--- BEGIN ---
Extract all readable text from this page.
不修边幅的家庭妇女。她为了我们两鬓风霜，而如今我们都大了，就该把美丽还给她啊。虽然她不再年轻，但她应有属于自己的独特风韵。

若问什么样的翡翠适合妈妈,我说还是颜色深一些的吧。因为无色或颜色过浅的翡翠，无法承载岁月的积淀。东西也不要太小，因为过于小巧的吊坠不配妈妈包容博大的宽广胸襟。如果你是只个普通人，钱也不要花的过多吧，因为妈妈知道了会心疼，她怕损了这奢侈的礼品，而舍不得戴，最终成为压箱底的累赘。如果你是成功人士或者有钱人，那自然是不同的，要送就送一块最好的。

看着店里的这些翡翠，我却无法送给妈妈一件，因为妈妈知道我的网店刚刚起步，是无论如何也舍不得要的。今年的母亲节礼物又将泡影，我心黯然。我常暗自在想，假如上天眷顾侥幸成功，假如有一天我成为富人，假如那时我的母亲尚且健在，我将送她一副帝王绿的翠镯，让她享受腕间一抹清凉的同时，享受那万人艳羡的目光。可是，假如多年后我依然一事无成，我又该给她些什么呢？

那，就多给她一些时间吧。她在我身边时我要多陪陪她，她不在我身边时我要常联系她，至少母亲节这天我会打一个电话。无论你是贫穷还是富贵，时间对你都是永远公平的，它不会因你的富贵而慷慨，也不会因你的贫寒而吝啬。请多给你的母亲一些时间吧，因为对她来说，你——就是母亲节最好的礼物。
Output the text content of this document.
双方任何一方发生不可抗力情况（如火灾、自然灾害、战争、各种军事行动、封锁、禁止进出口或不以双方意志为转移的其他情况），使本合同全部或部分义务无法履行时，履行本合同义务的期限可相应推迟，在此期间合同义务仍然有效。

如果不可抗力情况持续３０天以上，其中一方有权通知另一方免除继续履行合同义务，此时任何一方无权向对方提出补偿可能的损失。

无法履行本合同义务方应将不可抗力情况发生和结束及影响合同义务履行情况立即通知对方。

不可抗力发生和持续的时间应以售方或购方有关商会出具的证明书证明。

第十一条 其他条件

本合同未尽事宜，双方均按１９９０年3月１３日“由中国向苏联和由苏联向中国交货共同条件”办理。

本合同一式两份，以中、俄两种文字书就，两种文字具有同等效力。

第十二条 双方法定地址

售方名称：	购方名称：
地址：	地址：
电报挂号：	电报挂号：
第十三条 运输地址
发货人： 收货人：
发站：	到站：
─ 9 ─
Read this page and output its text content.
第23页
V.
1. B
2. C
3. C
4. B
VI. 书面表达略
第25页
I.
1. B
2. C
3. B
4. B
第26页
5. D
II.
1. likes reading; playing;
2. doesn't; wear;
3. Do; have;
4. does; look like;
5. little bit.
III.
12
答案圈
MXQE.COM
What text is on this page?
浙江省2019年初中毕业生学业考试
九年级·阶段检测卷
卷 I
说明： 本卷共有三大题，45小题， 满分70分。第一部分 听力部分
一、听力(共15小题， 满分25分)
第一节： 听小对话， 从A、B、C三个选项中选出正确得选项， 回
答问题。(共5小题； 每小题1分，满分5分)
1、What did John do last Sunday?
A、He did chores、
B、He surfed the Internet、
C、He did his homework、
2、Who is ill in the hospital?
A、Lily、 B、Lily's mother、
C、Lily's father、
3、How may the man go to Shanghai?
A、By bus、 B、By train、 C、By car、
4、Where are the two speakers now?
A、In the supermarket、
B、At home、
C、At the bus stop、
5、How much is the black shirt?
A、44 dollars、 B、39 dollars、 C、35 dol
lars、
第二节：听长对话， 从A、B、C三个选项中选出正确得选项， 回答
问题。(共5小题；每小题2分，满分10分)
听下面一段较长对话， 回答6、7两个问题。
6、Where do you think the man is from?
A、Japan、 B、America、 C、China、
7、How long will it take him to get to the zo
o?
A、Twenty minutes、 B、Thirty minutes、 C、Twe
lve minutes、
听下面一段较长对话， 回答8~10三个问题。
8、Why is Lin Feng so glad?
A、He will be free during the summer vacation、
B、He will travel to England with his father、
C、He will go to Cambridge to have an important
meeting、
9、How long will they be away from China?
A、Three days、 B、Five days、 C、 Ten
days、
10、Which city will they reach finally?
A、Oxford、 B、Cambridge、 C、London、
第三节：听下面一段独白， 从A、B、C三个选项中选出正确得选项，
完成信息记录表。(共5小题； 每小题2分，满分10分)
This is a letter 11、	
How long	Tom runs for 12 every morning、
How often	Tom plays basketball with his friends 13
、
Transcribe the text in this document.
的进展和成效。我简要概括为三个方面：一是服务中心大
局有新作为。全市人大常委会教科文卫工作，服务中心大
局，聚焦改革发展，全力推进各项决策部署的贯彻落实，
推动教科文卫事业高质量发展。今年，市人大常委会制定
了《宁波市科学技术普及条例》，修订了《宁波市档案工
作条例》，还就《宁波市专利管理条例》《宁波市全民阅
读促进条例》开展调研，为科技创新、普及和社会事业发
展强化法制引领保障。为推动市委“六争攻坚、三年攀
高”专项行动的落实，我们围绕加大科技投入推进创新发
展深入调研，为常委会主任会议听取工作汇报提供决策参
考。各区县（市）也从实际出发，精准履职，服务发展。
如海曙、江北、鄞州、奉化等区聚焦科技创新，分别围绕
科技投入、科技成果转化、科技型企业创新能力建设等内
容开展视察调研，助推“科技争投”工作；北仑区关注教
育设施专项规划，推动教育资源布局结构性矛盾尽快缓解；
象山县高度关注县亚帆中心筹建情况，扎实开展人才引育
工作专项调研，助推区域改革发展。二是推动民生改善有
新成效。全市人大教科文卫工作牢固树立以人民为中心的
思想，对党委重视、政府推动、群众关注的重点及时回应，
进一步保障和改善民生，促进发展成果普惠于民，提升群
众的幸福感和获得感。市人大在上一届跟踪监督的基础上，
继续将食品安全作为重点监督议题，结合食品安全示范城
--- END ---
### Set task
Pick out the lines containing the string "they".

### Task answer
9、How long will they be away from China?
10、Which city will they reach finally?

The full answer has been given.